**DIRECTIONS:** Tally the lines that contain "efficiency" and report the total alone.

**INPUT RECORDS:**
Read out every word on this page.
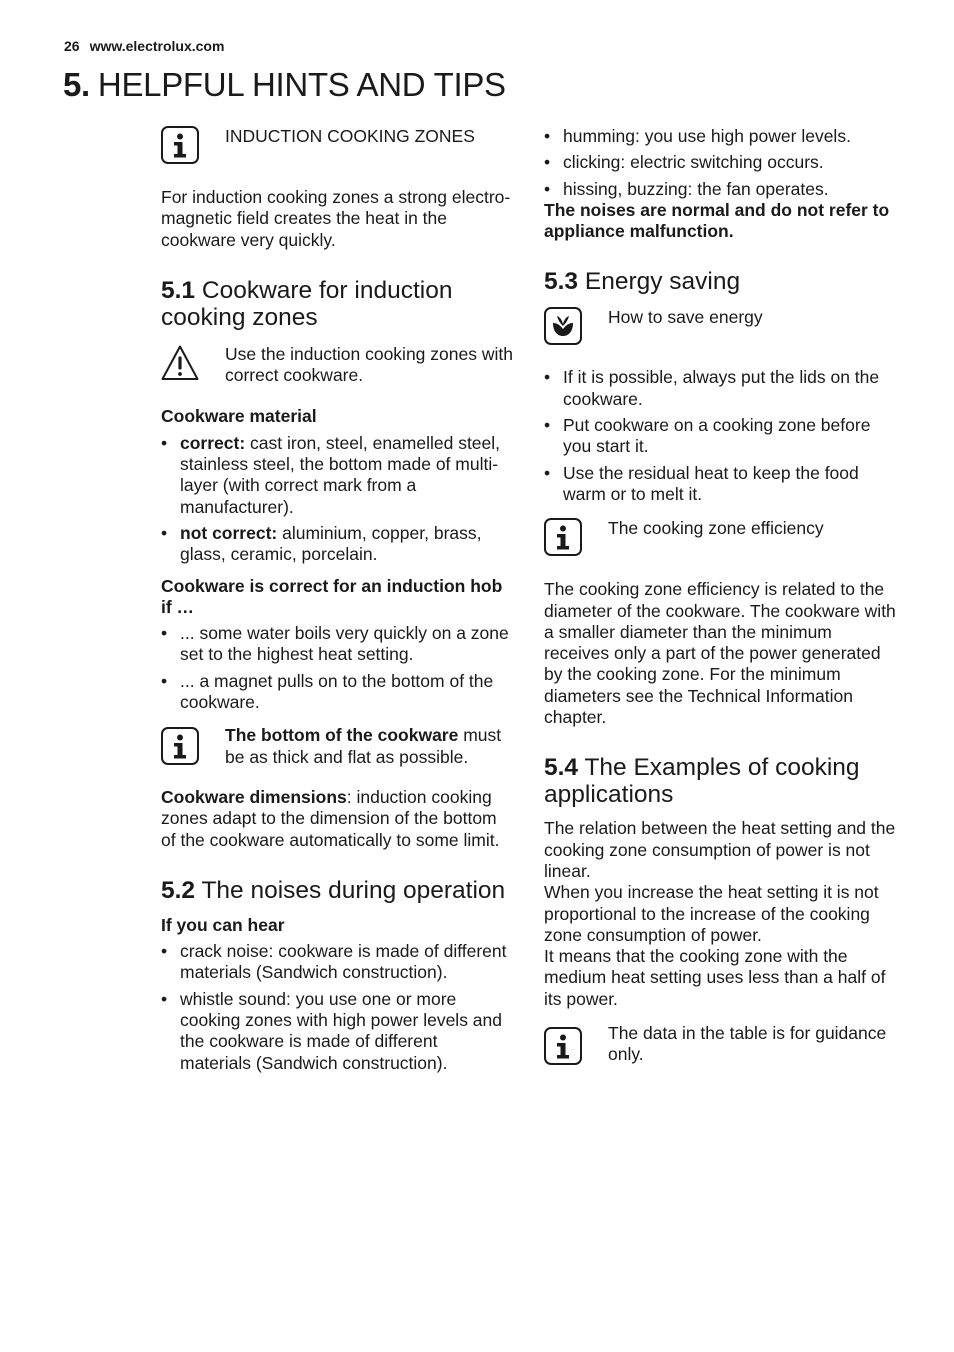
26 www.electrolux.com
5. HELPFUL HINTS AND TIPS
INDUCTION COOKING ZONES

For induction cooking zones a strong electro-magnetic field creates the heat in the cookware very quickly.

5.1 Cookware for induction cooking zones
Use the induction cooking zones with correct cookware.

Cookware material

• correct: cast iron, steel, enamelled steel, stainless steel, the bottom made of multi-layer (with correct mark from a manufacturer).
• not correct: aluminium, copper, brass, glass, ceramic, porcelain.

Cookware is correct for an induction hob if …

• ... some water boils very quickly on a zone set to the highest heat setting.
• ... a magnet pulls on to the bottom of the cookware.
The bottom of the cookware must be as thick and flat as possible.

Cookware dimensions: induction cooking zones adapt to the dimension of the bottom of the cookware automatically to some limit.

5.2 The noises during operation

If you can hear

• crack noise: cookware is made of different materials (Sandwich construction).
• whistle sound: you use one or more cooking zones with high power levels and the cookware is made of different materials (Sandwich construction).
• humming: you use high power levels.
• clicking: electric switching occurs.
• hissing, buzzing: the fan operates.

The noises are normal and do not refer to appliance malfunction.

5.3 Energy saving
How to save energy
• If it is possible, always put the lids on the cookware.
• Put cookware on a cooking zone before you start it.
• Use the residual heat to keep the food warm or to melt it.
The cooking zone efficiency

The cooking zone efficiency is related to the diameter of the cookware. The cookware with a smaller diameter than the minimum receives only a part of the power generated by the cooking zone. For the minimum diameters see the Technical Information chapter.

5.4 The Examples of cooking applications

The relation between the heat setting and the cooking zone consumption of power is not linear.

When you increase the heat setting it is not proportional to the increase of the cooking zone consumption of power.

It means that the cooking zone with the medium heat setting uses less than a half of its power.

The data in the table is for guidance only.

**WORKED ANSWER:** 2